■ Written task:
Read the lines that follow and tally those with the word "International"; give the number and nothing else.

* Begin Recorded information *

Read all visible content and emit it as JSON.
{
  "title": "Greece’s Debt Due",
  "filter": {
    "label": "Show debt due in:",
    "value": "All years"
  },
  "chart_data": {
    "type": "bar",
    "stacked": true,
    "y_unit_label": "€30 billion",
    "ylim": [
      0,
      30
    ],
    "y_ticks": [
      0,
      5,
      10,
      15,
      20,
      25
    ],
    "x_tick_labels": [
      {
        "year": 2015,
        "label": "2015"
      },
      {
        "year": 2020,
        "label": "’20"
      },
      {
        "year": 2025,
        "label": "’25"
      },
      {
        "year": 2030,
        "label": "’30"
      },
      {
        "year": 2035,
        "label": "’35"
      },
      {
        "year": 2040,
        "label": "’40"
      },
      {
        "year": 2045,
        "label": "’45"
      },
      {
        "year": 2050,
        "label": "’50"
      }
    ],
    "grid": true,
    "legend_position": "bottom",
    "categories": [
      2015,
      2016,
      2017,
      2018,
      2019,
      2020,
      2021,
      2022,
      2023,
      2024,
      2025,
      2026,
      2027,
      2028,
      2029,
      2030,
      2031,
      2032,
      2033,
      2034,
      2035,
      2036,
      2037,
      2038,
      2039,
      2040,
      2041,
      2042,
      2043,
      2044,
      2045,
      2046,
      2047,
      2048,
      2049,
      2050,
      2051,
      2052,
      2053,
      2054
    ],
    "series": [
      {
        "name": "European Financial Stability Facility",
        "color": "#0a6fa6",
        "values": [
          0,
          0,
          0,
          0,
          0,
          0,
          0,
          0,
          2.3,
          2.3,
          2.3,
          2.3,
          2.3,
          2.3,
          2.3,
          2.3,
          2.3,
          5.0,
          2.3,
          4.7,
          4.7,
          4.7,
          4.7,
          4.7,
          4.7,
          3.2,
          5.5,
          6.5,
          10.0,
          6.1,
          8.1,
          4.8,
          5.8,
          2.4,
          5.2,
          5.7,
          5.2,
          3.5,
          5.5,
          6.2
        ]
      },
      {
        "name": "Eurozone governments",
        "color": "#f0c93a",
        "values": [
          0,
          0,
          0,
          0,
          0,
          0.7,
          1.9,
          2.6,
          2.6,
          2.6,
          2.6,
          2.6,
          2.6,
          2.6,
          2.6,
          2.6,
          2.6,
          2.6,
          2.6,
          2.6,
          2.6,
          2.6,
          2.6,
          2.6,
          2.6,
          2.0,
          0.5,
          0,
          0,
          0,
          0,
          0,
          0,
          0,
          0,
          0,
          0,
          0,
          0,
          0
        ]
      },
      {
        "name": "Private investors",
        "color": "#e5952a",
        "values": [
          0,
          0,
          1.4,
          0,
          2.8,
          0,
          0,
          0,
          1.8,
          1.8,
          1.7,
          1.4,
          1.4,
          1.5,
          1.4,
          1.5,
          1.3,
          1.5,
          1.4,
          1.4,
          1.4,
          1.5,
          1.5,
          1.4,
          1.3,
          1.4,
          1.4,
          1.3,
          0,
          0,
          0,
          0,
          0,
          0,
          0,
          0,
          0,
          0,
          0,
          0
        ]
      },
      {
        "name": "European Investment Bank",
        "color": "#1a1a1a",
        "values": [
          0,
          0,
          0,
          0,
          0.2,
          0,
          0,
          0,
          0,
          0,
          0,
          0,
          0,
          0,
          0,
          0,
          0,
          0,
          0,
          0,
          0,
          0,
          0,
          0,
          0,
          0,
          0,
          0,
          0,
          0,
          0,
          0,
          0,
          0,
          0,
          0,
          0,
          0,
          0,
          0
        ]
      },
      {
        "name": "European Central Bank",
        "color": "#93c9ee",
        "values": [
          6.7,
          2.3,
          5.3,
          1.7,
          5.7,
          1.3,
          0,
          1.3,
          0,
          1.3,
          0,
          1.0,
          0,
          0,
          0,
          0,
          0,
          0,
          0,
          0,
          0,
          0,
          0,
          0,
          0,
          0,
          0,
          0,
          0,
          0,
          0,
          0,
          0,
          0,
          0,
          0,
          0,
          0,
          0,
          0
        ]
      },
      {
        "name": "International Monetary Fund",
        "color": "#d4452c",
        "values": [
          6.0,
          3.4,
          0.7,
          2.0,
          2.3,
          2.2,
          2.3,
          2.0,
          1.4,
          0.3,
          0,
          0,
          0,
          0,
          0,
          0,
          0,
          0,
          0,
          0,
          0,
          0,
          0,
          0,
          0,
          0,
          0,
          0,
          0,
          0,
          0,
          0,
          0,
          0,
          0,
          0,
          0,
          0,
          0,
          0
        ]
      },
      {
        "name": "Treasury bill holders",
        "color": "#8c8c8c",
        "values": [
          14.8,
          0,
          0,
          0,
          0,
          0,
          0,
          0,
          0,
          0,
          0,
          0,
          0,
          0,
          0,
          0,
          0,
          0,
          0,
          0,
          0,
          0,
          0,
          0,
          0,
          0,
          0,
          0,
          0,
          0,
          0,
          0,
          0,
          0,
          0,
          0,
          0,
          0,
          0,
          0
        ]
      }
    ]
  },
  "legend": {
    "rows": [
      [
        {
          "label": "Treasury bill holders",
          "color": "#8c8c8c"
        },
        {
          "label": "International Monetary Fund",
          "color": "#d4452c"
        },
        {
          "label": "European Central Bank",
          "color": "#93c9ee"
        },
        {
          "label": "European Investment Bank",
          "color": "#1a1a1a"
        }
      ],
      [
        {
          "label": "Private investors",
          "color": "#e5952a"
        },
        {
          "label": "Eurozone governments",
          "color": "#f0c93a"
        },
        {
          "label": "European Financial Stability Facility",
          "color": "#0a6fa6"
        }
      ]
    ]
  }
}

* End Recorded information *
* Begin Recorded information *

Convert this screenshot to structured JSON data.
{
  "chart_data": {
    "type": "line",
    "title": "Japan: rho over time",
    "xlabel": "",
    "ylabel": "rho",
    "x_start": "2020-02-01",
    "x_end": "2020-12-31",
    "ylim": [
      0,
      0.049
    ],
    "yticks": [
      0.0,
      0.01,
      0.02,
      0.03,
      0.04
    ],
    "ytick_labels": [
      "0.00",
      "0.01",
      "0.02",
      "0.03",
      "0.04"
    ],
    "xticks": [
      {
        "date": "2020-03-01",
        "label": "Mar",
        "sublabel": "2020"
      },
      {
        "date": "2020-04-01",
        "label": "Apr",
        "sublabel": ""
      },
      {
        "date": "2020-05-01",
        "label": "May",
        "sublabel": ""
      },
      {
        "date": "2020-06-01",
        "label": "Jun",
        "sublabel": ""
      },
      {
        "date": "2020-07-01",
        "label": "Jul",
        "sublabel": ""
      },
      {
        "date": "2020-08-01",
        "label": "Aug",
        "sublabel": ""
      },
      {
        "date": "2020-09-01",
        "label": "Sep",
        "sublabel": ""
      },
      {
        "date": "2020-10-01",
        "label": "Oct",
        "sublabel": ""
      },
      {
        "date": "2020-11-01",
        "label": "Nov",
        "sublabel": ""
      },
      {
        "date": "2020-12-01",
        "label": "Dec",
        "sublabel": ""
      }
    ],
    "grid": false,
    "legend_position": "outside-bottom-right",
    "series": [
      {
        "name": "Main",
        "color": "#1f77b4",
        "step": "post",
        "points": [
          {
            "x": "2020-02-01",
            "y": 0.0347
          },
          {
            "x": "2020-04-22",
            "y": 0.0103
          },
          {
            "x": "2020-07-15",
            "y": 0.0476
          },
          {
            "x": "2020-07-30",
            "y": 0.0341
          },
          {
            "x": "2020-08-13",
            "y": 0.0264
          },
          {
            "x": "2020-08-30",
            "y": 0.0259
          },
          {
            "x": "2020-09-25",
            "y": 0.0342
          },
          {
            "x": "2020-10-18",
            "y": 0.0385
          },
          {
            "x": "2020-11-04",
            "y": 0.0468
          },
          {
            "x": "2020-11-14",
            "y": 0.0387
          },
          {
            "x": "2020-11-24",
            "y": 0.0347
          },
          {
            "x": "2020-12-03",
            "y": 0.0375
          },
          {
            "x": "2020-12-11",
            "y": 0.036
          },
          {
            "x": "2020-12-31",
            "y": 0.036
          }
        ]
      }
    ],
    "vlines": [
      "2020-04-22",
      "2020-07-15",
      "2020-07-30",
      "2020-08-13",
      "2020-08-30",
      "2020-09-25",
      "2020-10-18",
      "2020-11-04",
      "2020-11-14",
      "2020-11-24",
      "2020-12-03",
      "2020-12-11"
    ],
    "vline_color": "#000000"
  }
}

* End Recorded information *

■ Reply:
2